* [What is being asked] Wherever a line holds the word "Science", copy that line out.

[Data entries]
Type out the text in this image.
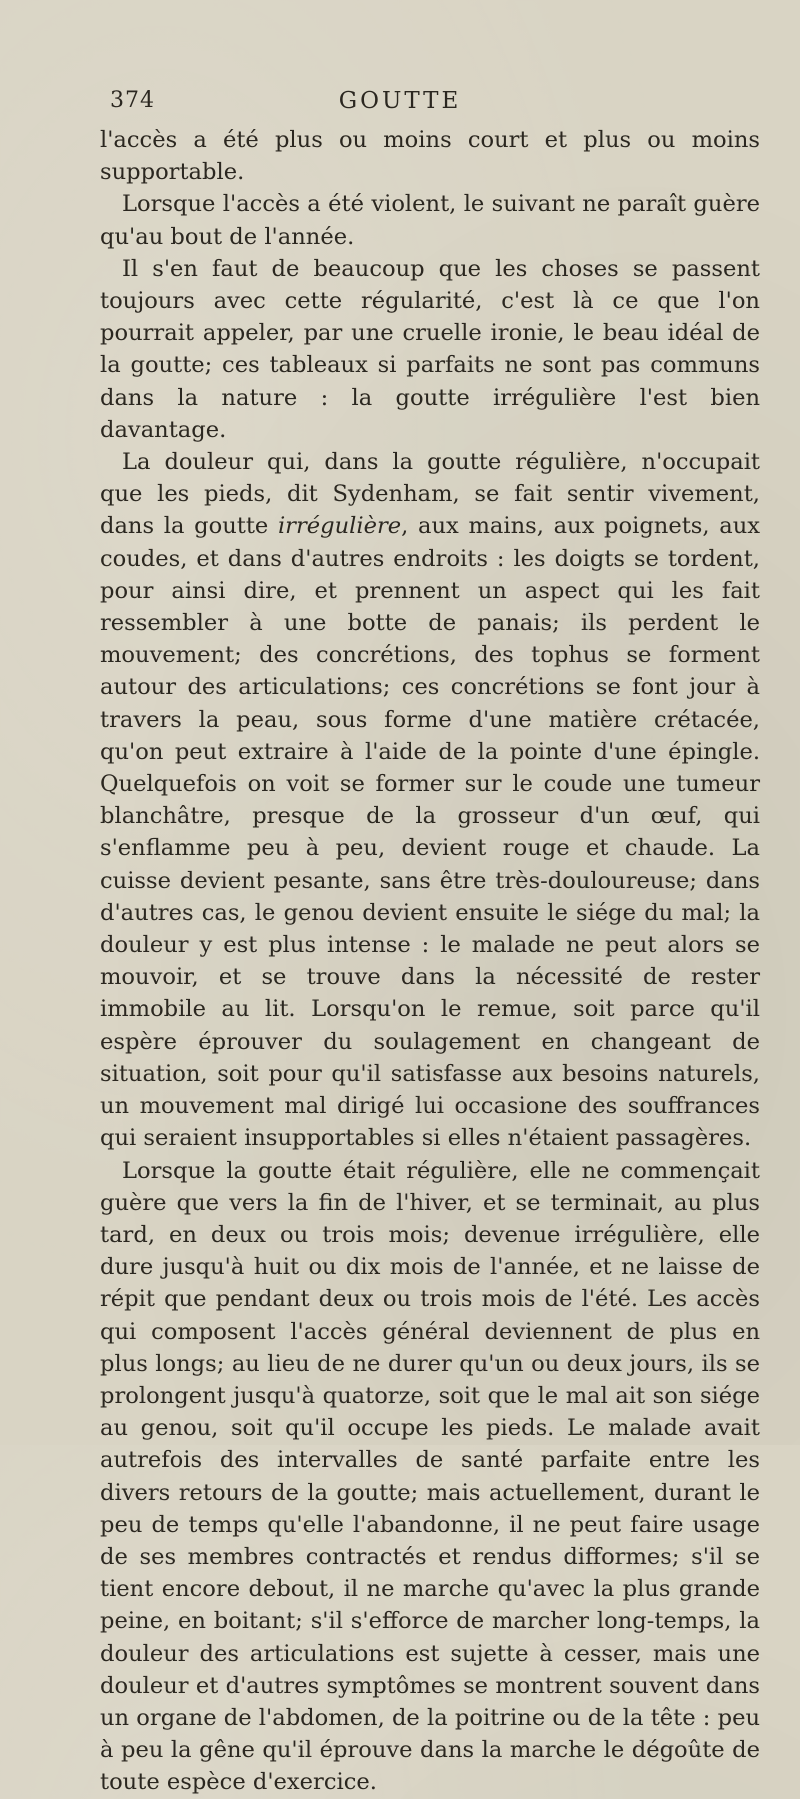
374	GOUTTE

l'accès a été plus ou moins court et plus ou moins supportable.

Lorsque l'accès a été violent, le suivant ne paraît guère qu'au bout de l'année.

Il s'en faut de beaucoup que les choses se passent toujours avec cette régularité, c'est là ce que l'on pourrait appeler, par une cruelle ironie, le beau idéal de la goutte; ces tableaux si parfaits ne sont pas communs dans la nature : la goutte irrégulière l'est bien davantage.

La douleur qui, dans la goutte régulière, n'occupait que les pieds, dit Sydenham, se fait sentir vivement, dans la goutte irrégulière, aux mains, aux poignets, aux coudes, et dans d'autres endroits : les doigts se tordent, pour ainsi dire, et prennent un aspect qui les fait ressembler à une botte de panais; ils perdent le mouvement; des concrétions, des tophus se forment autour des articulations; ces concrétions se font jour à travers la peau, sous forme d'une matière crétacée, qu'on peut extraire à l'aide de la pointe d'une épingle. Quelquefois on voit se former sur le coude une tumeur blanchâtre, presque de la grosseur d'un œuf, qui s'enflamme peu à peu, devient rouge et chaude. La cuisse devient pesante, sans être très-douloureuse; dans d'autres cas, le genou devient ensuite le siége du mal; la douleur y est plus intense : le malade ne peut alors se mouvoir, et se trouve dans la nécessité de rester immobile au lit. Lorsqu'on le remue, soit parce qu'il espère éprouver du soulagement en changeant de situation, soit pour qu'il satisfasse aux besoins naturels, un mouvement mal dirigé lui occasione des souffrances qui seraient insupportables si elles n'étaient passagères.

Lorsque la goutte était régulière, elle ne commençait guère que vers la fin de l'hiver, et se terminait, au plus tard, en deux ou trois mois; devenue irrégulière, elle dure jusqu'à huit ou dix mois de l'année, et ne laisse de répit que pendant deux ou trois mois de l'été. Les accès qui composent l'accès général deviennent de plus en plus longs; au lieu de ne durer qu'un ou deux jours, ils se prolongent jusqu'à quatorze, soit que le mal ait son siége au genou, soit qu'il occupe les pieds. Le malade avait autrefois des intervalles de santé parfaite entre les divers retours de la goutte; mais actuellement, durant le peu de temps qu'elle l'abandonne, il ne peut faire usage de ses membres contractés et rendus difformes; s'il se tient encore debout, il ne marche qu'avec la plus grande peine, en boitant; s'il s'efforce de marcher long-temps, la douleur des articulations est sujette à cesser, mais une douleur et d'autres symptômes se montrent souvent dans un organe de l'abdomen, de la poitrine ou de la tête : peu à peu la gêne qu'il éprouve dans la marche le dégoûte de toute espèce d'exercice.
...
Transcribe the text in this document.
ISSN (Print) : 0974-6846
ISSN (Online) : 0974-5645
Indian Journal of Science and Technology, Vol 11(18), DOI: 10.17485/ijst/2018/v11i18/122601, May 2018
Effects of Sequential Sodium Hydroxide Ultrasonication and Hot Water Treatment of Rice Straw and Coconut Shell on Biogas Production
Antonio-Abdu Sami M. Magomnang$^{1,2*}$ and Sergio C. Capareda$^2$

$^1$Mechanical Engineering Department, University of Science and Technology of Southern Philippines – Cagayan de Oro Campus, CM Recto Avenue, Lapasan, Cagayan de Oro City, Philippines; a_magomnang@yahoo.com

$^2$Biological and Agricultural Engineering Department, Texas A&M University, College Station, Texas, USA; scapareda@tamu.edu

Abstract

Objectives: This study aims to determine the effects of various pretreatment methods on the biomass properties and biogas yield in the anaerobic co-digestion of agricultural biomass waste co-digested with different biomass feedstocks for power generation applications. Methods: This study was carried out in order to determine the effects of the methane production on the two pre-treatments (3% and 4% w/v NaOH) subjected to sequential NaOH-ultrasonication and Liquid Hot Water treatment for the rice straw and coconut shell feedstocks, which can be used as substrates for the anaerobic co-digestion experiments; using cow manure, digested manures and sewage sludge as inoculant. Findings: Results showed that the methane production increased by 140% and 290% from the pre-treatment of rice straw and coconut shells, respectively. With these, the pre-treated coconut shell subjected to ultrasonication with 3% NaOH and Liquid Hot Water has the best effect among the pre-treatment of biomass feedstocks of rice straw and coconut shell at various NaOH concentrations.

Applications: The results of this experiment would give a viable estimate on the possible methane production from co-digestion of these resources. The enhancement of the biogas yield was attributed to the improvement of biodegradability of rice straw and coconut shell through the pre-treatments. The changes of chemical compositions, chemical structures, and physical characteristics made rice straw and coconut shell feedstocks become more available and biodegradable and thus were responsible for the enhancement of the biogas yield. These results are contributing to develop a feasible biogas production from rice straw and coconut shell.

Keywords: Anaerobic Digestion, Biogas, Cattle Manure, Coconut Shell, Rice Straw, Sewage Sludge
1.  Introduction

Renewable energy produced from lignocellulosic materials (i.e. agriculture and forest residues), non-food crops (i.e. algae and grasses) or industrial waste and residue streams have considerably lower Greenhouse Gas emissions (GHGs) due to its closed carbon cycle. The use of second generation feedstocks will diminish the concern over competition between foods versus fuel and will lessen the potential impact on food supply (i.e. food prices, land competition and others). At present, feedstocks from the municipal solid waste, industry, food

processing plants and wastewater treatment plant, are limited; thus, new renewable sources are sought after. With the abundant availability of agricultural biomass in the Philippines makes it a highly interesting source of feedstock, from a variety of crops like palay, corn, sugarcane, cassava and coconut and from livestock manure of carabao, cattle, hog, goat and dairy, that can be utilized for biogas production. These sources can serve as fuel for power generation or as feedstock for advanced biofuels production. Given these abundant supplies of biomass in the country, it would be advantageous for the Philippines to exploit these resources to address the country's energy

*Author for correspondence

* [Solution to this exercise]
Indian Journal of Science and Technology, Vol 11(18), DOI: 10.17485/ijst/2018/v11i18/122601, May 2018
$^1$Mechanical Engineering Department, University of Science and Technology of Southern Philippines – Cagayan de Oro Campus, CM Recto Avenue, Lapasan, Cagayan de Oro City, Philippines; a_magomnang@yahoo.com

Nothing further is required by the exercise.